▶ _Exercise description_
Count every line of the material that holds the string "game". Respond with the total only.

·····

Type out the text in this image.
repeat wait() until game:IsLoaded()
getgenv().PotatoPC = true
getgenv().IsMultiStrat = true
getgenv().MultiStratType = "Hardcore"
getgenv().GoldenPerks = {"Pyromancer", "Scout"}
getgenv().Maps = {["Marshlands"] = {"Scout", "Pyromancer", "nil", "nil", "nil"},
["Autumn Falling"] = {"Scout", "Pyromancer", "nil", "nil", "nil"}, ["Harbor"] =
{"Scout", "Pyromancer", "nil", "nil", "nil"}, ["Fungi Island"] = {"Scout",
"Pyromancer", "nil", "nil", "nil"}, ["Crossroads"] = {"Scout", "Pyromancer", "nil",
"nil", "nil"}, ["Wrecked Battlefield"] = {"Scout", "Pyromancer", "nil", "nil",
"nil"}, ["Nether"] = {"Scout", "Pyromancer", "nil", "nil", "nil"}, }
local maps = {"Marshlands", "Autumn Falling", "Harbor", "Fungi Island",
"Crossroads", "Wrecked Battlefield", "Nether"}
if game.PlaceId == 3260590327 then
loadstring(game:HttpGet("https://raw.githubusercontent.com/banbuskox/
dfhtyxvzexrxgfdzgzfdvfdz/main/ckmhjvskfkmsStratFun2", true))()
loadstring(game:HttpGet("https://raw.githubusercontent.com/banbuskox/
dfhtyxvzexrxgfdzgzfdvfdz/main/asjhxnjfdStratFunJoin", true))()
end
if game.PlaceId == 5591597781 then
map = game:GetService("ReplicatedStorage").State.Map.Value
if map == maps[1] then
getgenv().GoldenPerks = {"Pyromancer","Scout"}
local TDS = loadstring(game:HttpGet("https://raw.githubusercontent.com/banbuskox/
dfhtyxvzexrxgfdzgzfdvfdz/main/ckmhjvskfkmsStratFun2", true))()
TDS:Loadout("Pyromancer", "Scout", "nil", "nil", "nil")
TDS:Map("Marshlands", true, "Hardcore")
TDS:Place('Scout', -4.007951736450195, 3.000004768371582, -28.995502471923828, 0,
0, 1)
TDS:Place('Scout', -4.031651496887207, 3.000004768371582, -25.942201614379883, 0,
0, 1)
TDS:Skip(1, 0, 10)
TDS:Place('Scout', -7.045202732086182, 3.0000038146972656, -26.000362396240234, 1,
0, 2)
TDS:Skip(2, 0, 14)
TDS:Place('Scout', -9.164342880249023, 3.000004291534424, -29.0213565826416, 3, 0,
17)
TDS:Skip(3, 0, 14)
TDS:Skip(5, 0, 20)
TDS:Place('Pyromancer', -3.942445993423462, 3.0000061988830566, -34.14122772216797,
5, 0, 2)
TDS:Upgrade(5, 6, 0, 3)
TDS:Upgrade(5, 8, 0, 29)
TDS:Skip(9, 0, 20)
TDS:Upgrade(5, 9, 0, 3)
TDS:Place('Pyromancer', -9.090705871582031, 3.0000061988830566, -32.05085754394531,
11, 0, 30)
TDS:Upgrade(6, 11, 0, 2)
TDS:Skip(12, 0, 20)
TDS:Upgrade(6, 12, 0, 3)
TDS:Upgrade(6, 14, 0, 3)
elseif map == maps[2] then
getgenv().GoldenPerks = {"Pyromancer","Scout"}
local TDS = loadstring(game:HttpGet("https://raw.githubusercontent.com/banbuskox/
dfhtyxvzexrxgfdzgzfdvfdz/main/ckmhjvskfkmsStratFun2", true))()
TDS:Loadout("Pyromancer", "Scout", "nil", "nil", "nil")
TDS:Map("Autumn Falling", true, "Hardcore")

·····

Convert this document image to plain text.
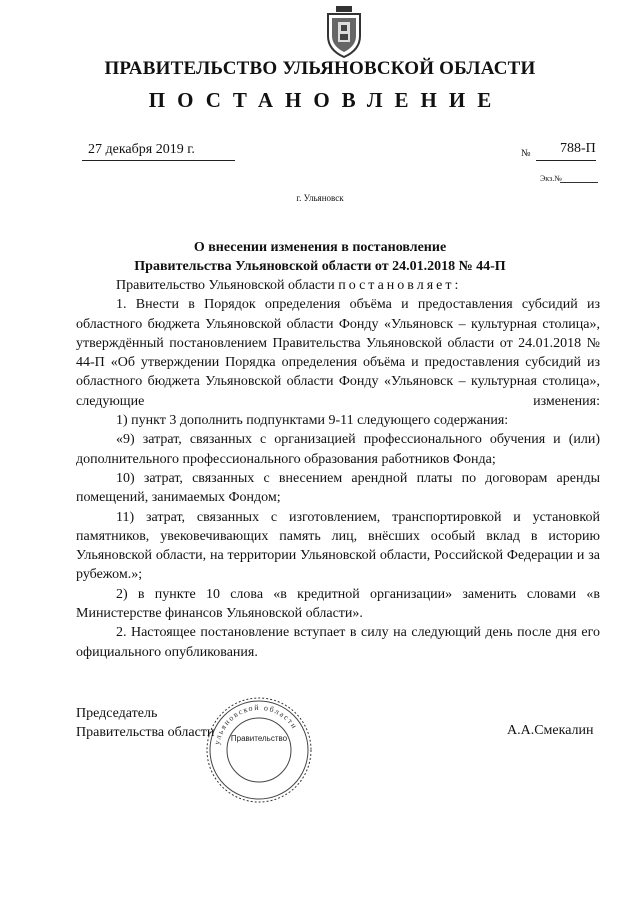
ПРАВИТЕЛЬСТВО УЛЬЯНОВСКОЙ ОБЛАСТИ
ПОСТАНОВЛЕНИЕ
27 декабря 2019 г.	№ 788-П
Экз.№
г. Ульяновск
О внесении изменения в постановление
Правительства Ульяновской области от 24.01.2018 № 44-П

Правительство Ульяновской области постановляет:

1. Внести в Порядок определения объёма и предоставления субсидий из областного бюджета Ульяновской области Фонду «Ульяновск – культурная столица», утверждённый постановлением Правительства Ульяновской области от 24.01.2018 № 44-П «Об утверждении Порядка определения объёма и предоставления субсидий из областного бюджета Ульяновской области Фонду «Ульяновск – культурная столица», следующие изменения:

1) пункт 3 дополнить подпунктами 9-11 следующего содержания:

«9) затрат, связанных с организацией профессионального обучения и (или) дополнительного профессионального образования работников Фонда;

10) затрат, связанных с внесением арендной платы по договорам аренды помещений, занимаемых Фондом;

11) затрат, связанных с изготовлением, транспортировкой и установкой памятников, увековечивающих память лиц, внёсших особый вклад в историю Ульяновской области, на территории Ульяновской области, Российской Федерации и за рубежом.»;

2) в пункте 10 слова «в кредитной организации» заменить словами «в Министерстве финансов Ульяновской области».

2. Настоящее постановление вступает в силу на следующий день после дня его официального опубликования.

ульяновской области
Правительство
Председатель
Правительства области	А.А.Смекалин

·····

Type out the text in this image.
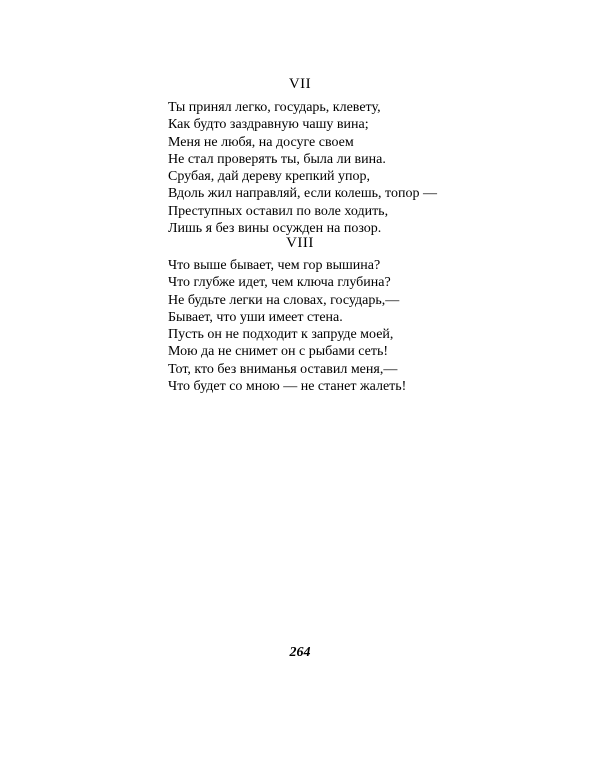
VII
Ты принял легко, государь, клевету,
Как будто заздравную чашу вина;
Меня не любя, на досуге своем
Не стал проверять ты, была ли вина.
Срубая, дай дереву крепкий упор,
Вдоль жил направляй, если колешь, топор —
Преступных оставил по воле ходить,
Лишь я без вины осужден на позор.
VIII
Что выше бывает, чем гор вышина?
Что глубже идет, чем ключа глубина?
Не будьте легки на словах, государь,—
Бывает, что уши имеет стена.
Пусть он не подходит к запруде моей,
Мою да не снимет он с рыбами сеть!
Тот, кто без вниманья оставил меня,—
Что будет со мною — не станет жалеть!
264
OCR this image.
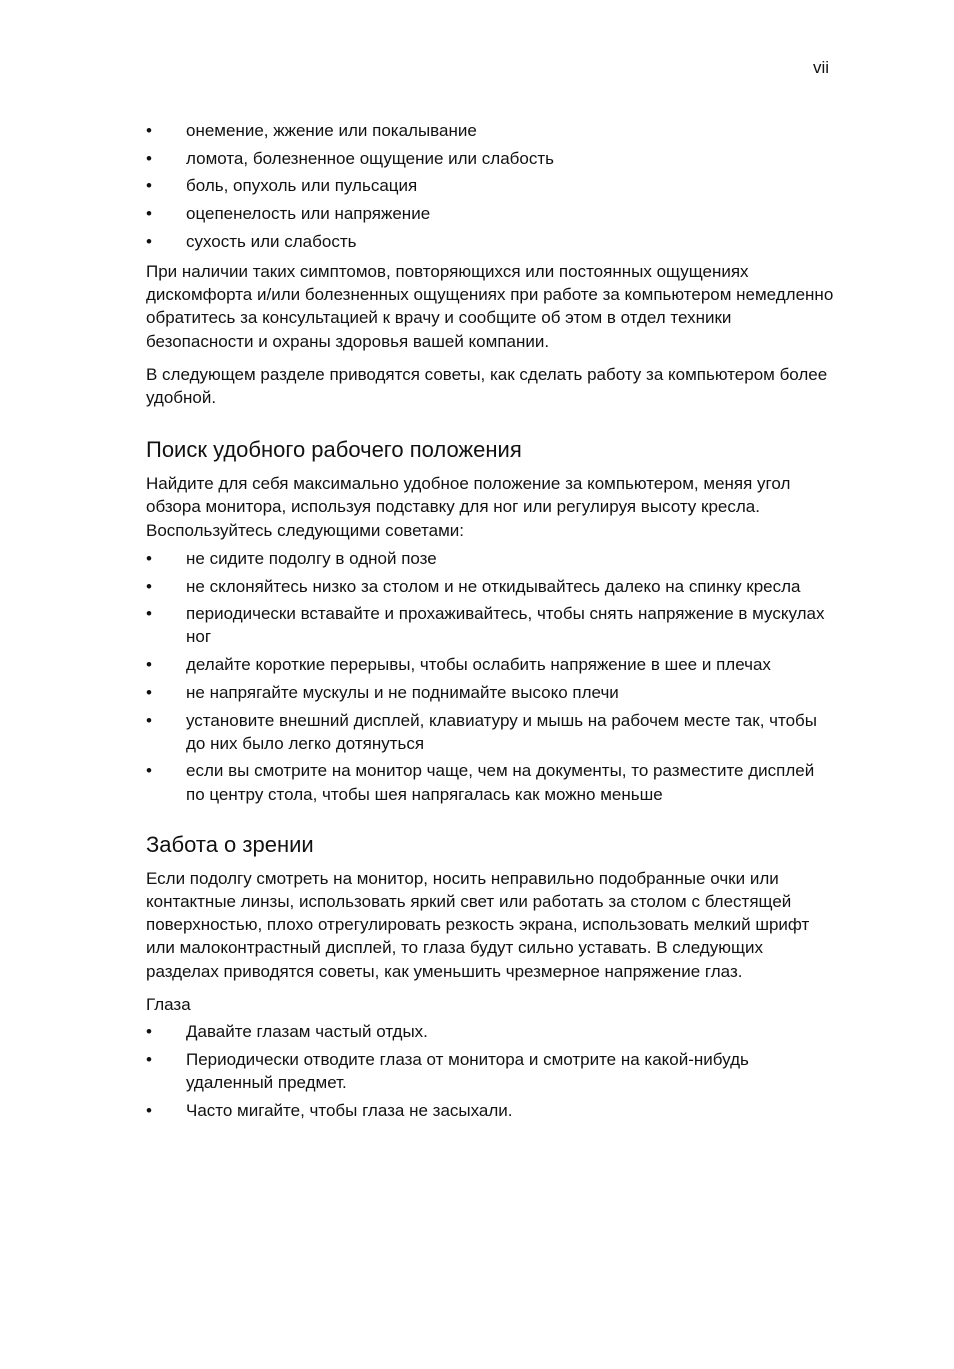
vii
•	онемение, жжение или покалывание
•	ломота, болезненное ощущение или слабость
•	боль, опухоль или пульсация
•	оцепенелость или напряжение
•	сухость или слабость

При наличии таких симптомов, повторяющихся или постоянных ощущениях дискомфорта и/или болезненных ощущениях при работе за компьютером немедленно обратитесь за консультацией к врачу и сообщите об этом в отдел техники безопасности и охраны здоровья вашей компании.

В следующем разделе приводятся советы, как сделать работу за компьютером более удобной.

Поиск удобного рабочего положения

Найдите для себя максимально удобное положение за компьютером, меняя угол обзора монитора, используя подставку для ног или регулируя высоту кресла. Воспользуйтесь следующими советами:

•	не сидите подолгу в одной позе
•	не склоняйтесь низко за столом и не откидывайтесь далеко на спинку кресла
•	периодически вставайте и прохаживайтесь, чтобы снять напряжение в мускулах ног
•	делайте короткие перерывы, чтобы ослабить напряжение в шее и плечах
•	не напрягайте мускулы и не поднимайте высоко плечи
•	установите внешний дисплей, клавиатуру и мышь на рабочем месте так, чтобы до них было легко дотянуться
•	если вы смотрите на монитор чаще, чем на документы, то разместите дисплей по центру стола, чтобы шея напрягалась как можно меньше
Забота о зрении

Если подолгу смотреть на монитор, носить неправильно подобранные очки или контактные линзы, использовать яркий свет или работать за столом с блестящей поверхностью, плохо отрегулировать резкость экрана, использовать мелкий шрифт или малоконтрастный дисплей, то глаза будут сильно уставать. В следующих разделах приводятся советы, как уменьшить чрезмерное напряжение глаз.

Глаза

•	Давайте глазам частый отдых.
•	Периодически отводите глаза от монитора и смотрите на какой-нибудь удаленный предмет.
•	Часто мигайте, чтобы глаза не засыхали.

·····

▶ _Correct answer_
8